**Description of the task:** Reproduce the material in full, unchanged.

**Given entries:**
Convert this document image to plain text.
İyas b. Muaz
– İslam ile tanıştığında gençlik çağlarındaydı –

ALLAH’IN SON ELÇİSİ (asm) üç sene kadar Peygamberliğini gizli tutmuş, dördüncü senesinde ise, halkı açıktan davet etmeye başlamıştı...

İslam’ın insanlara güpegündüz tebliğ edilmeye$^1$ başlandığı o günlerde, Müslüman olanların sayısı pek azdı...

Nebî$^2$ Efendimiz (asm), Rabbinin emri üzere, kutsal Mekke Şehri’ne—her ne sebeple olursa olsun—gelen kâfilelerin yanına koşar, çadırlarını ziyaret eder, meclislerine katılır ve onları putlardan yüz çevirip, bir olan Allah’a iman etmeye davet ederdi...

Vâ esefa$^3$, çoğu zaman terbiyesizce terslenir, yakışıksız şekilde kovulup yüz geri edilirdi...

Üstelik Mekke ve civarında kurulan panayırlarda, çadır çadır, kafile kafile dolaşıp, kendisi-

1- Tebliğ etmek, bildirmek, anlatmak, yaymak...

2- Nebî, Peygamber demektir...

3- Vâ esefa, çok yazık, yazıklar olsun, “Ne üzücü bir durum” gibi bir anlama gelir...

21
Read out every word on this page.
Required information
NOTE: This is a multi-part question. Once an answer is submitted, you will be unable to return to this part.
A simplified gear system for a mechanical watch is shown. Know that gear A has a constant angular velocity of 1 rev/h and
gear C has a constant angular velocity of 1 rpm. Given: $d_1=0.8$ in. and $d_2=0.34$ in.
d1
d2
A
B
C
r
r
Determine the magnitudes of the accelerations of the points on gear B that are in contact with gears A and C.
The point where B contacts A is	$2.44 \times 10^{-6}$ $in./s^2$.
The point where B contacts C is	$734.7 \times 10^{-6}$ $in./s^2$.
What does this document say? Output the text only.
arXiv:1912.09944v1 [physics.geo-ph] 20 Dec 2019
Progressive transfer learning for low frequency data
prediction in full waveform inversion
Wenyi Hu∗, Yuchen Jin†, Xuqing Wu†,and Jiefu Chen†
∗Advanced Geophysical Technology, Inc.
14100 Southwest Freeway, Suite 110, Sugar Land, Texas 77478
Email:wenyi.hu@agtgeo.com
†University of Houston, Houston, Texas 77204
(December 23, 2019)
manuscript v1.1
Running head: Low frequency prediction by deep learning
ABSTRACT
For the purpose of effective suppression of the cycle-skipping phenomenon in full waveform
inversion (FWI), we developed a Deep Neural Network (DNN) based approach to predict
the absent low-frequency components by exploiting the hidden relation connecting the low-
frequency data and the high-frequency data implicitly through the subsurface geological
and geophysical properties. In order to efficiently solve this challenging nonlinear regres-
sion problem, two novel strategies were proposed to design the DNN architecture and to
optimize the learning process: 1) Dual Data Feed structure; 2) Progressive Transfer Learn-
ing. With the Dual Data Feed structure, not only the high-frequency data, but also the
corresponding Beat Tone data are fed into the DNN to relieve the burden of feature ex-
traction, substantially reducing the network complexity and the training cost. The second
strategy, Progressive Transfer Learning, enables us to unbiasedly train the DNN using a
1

**Expected answer:**
Convert this document image to plain text.
İyas b. Muaz
– İslam ile tanıştığında gençlik çağlarındaydı –

ALLAH’IN SON ELÇİSİ (asm) üç sene kadar Peygamberliğini gizli tutmuş, dördüncü senesinde ise, halkı açıktan davet etmeye başlamıştı...

İslam’ın insanlara güpegündüz tebliğ edilmeye$^1$ başlandığı o günlerde, Müslüman olanların sayısı pek azdı...

Nebî$^2$ Efendimiz (asm), Rabbinin emri üzere, kutsal Mekke Şehri’ne—her ne sebeple olursa olsun—gelen kâfilelerin yanına koşar, çadırlarını ziyaret eder, meclislerine katılır ve onları putlardan yüz çevirip, bir olan Allah’a iman etmeye davet ederdi...

Vâ esefa$^3$, çoğu zaman terbiyesizce terslenir, yakışıksız şekilde kovulup yüz geri edilirdi...

Üstelik Mekke ve civarında kurulan panayırlarda, çadır çadır, kafile kafile dolaşıp, kendisi-

1- Tebliğ etmek, bildirmek, anlatmak, yaymak...

2- Nebî, Peygamber demektir...

3- Vâ esefa, çok yazık, yazıklar olsun, “Ne üzücü bir durum” gibi bir anlama gelir...

21
Read out every word on this page.
Required information
NOTE: This is a multi-part question. Once an answer is submitted, you will be unable to return to this part.
A simplified gear system for a mechanical watch is shown. Know that gear A has a constant angular velocity of 1 rev/h and
gear C has a constant angular velocity of 1 rpm. Given: $d_1=0.8$ in. and $d_2=0.34$ in.
d1
d2
A
B
C
r
r
Determine the magnitudes of the accelerations of the points on gear B that are in contact with gears A and C.
The point where B contacts A is	$2.44 \times 10^{-6}$ $in./s^2$.
The point where B contacts C is	$734.7 \times 10^{-6}$ $in./s^2$.
What does this document say? Output the text only.
arXiv:1912.09944v1 [physics.geo-ph] 20 Dec 2019
Progressive transfer learning for low frequency data
prediction in full waveform inversion
Wenyi Hu∗, Yuchen Jin†, Xuqing Wu†,and Jiefu Chen†
∗Advanced Geophysical Technology, Inc.
14100 Southwest Freeway, Suite 110, Sugar Land, Texas 77478
Email:wenyi.hu@agtgeo.com
†University of Houston, Houston, Texas 77204
(December 23, 2019)
manuscript v1.1
Running head: Low frequency prediction by deep learning
ABSTRACT
For the purpose of effective suppression of the cycle-skipping phenomenon in full waveform
inversion (FWI), we developed a Deep Neural Network (DNN) based approach to predict
the absent low-frequency components by exploiting the hidden relation connecting the low-
frequency data and the high-frequency data implicitly through the subsurface geological
and geophysical properties. In order to efficiently solve this challenging nonlinear regres-
sion problem, two novel strategies were proposed to design the DNN architecture and to
optimize the learning process: 1) Dual Data Feed structure; 2) Progressive Transfer Learn-
ing. With the Dual Data Feed structure, not only the high-frequency data, but also the
corresponding Beat Tone data are fed into the DNN to relieve the burden of feature ex-
traction, substantially reducing the network complexity and the training cost. The second
strategy, Progressive Transfer Learning, enables us to unbiasedly train the DNN using a
1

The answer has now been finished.